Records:
## Begin

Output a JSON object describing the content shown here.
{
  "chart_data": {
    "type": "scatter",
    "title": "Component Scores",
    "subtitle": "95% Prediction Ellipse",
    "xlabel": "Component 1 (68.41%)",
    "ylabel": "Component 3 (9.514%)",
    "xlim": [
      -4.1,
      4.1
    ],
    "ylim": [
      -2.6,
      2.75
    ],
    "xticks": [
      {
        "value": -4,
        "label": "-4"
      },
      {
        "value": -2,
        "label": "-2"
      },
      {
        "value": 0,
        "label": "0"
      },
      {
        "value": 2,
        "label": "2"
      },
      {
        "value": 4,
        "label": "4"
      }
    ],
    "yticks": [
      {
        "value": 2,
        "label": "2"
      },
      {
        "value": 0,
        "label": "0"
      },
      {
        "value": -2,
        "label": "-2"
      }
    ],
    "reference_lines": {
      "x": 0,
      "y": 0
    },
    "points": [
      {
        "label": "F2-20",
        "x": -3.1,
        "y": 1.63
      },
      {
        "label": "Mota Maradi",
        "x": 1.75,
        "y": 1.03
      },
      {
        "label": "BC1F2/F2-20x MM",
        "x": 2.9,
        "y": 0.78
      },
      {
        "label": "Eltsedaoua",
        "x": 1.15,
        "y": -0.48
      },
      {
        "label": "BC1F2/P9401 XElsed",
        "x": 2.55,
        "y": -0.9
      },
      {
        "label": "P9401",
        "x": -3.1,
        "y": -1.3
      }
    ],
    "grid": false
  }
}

## End

◆ **GIVEN EXERCISE**
Copy all the lines above that hold the string "Component".

◆ **FULL OUTPUT**
    "title": "Component Scores",
    "xlabel": "Component 1 (68.41%)",
    "ylabel": "Component 3 (9.514%)",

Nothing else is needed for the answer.